Task material:
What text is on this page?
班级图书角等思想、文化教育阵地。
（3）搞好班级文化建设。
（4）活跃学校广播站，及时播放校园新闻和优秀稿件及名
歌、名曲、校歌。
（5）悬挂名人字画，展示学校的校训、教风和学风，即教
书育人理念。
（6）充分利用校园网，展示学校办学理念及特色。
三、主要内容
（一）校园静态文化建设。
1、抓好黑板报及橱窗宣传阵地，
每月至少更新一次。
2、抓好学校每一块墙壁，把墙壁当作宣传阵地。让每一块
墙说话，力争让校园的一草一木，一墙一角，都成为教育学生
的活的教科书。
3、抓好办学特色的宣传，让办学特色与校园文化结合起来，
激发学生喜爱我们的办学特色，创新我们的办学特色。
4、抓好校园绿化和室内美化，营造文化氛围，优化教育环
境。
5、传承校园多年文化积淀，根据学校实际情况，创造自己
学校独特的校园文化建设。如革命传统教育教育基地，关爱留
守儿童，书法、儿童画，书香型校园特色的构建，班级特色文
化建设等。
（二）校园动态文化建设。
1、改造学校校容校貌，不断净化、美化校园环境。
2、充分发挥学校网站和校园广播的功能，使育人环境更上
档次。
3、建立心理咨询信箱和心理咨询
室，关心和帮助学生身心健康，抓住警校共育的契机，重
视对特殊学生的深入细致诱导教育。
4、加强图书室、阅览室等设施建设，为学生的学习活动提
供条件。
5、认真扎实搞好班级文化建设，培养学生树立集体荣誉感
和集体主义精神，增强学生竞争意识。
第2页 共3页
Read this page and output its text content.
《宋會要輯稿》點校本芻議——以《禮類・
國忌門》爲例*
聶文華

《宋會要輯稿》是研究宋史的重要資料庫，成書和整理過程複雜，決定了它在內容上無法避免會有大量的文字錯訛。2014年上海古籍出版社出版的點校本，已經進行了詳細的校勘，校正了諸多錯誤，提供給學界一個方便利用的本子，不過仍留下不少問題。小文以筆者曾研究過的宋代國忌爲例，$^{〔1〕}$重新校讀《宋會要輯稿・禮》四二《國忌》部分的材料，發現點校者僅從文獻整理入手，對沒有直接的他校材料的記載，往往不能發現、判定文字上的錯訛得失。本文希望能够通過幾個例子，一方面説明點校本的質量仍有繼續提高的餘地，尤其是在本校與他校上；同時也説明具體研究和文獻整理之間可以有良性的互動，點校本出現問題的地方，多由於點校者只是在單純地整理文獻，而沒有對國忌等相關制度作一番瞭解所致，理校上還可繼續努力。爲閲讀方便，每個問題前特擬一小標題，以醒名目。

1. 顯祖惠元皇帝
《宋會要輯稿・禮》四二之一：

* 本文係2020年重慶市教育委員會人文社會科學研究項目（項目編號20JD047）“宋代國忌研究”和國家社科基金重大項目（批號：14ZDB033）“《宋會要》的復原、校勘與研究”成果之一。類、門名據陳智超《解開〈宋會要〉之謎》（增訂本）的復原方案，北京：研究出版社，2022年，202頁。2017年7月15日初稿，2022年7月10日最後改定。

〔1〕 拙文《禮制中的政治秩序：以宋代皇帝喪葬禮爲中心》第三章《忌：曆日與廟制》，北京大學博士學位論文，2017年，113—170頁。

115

Work instructions: Among the lines of the material, find those that hold the word "page" and copy them.

Exercise solution:
What text is on this page?
Read this page and output its text content.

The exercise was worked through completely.